• [INPUT]:

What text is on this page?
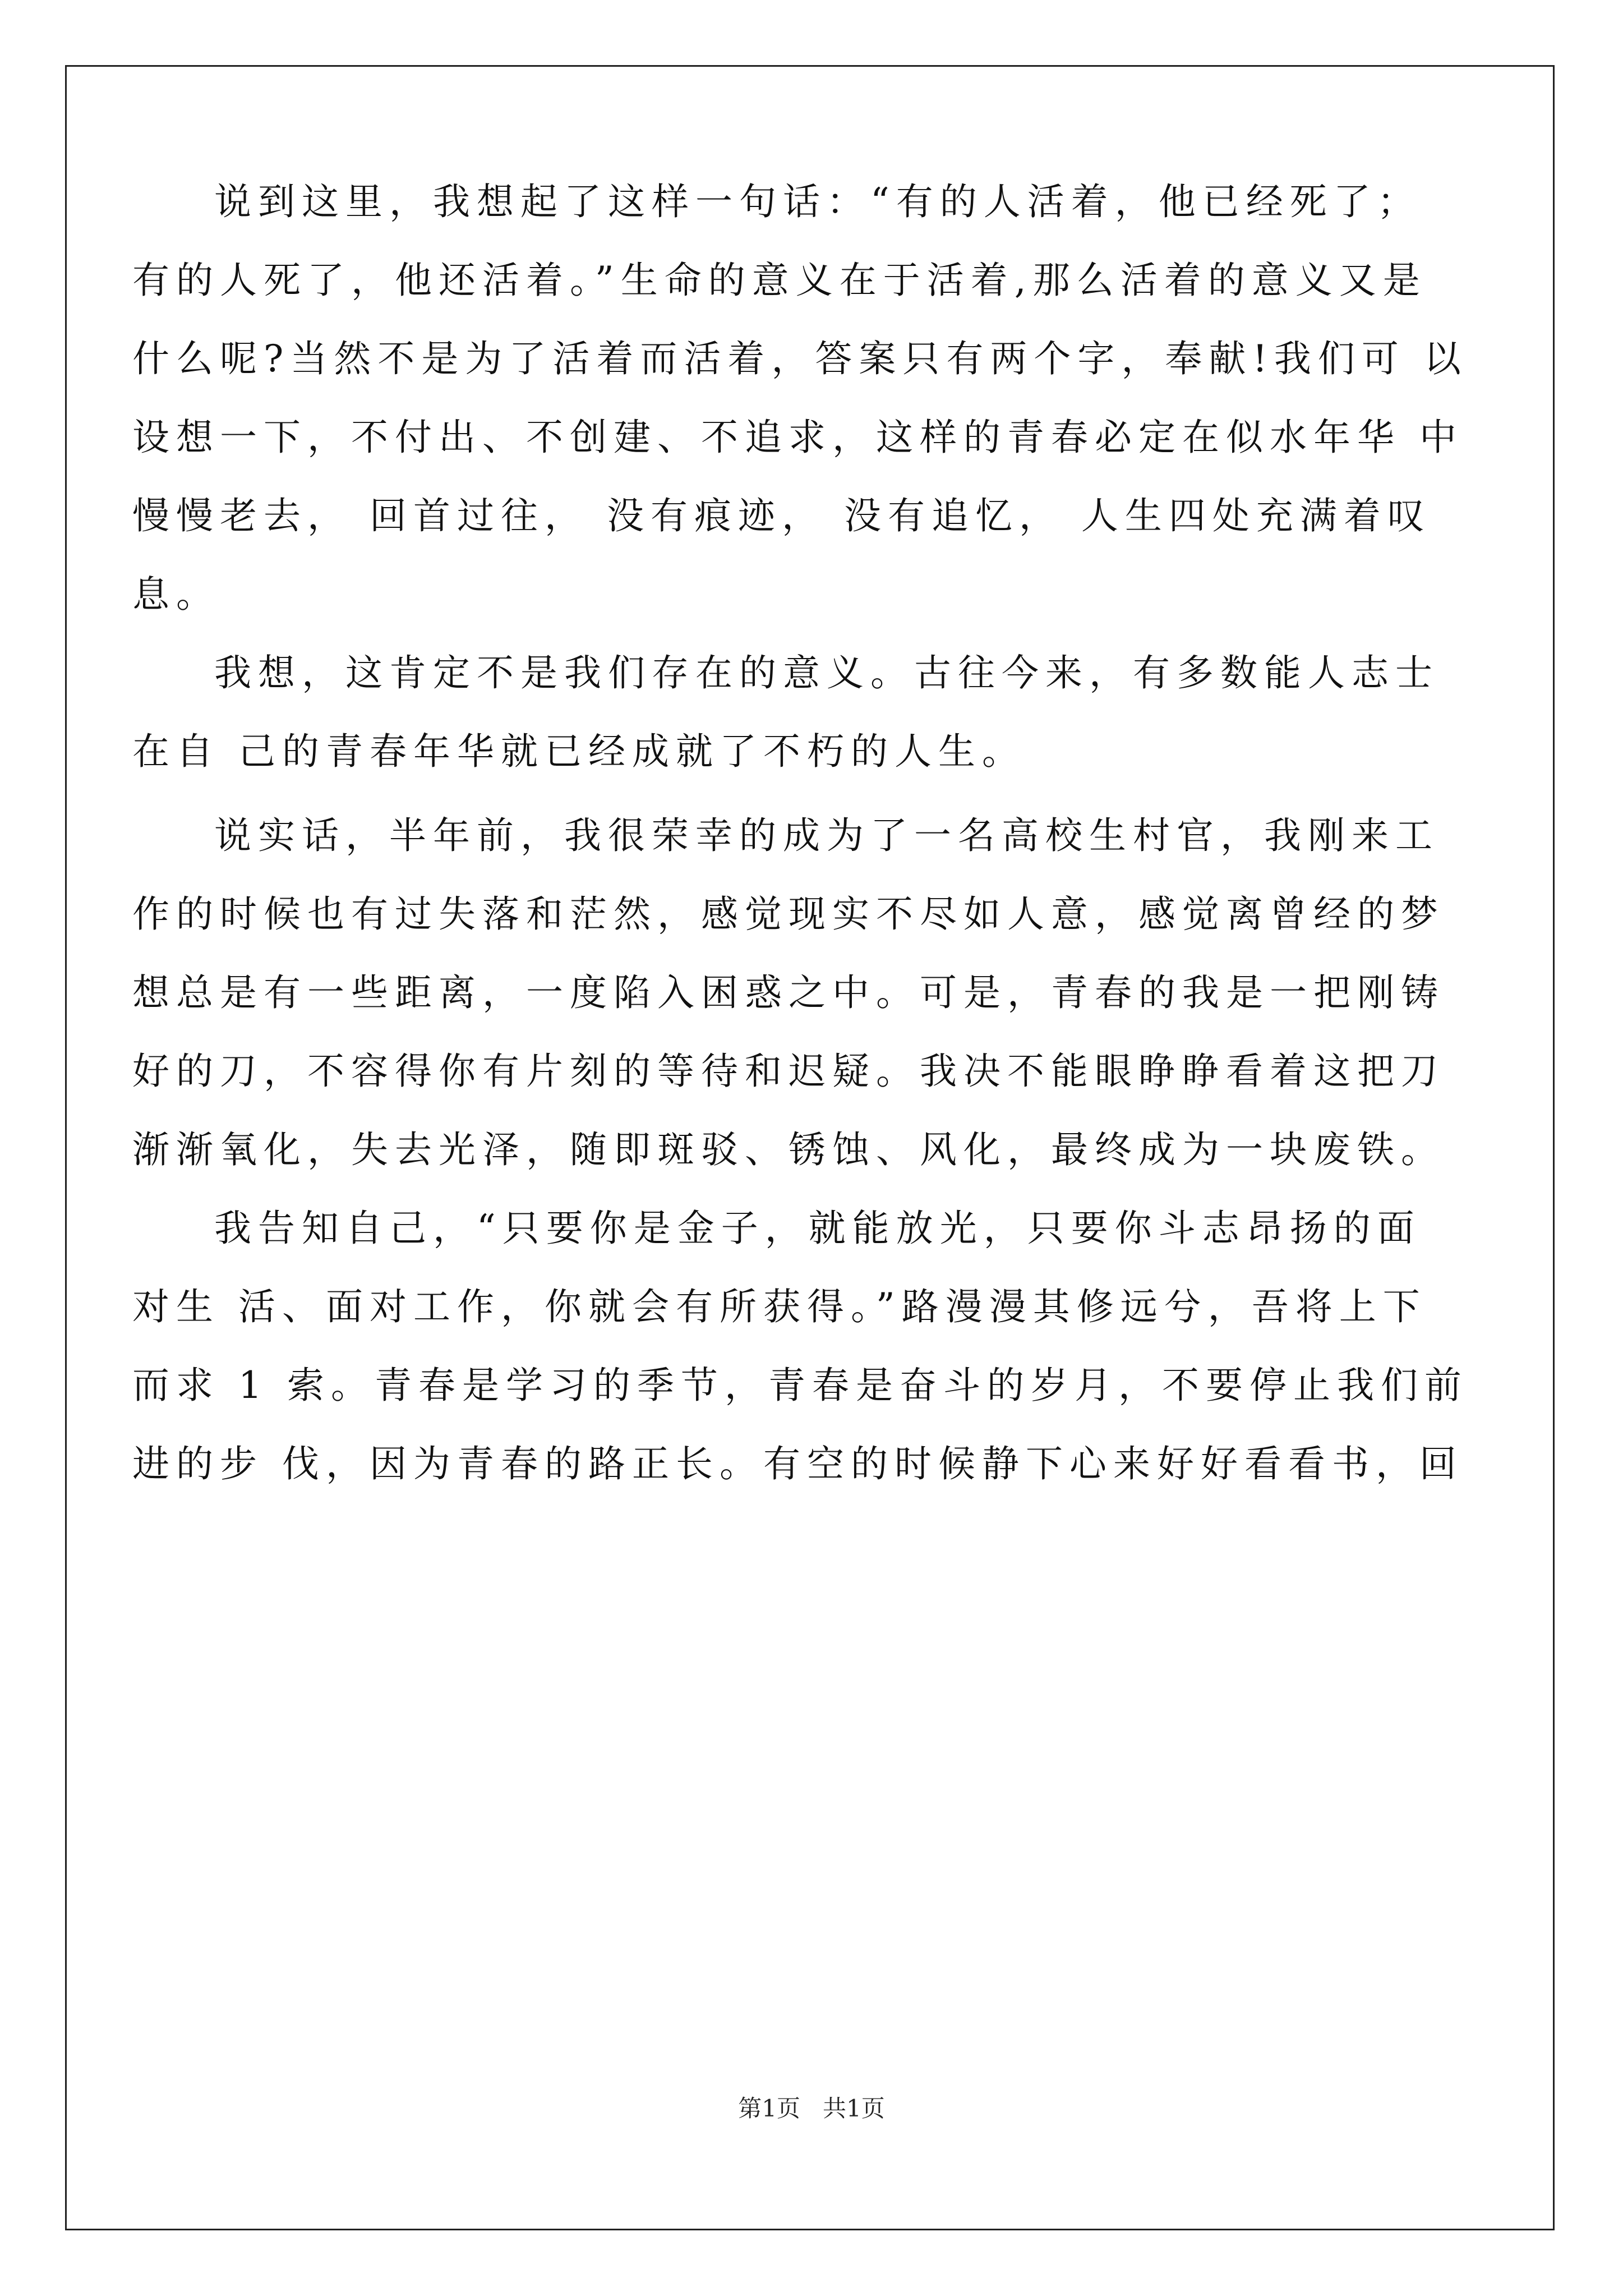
说到这里，我想起了这样一句话：“有的人活着，他已经死了；
有的人死了，他还活着。”生命的意义在于活着,那么活着的意义又是
什么呢?当然不是为了活着而活着，答案只有两个字，奉献!我们可 以
设想一下，不付出、不创建、不追求，这样的青春必定在似水年华 中
慢慢老去， 回首过往， 没有痕迹， 没有追忆， 人生四处充满着叹
息。
我想，这肯定不是我们存在的意义。古往今来，有多数能人志士
在自 己的青春年华就已经成就了不朽的人生。
说实话，半年前，我很荣幸的成为了一名高校生村官，我刚来工
作的时候也有过失落和茫然，感觉现实不尽如人意，感觉离曾经的梦
想总是有一些距离，一度陷入困惑之中。可是，青春的我是一把刚铸
好的刀，不容得你有片刻的等待和迟疑。我决不能眼睁睁看着这把刀
渐渐氧化，失去光泽，随即斑驳、锈蚀、风化，最终成为一块废铁。
我告知自己，“只要你是金子，就能放光，只要你斗志昂扬的面
对生 活、面对工作，你就会有所获得。”路漫漫其修远兮，吾将上下
而求 1 索。青春是学习的季节，青春是奋斗的岁月，不要停止我们前
进的步 伐，因为青春的路正长。有空的时候静下心来好好看看书，回
第1页 共1页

• [EXERCISE INSTRUCTIONS]:
Copy all the entries word for word. Omit any pictures.

• [RESPONSE FOR THIS EXERCISE]:
What text is on this page?
说到这里，我想起了这样一句话：“有的人活着，他已经死了；
有的人死了，他还活着。”生命的意义在于活着,那么活着的意义又是
什么呢?当然不是为了活着而活着，答案只有两个字，奉献!我们可 以
设想一下，不付出、不创建、不追求，这样的青春必定在似水年华 中
慢慢老去， 回首过往， 没有痕迹， 没有追忆， 人生四处充满着叹
息。
我想，这肯定不是我们存在的意义。古往今来，有多数能人志士
在自 己的青春年华就已经成就了不朽的人生。
说实话，半年前，我很荣幸的成为了一名高校生村官，我刚来工
作的时候也有过失落和茫然，感觉现实不尽如人意，感觉离曾经的梦
想总是有一些距离，一度陷入困惑之中。可是，青春的我是一把刚铸
好的刀，不容得你有片刻的等待和迟疑。我决不能眼睁睁看着这把刀
渐渐氧化，失去光泽，随即斑驳、锈蚀、风化，最终成为一块废铁。
我告知自己，“只要你是金子，就能放光，只要你斗志昂扬的面
对生 活、面对工作，你就会有所获得。”路漫漫其修远兮，吾将上下
而求 1 索。青春是学习的季节，青春是奋斗的岁月，不要停止我们前
进的步 伐，因为青春的路正长。有空的时候静下心来好好看看书，回
第1页 共1页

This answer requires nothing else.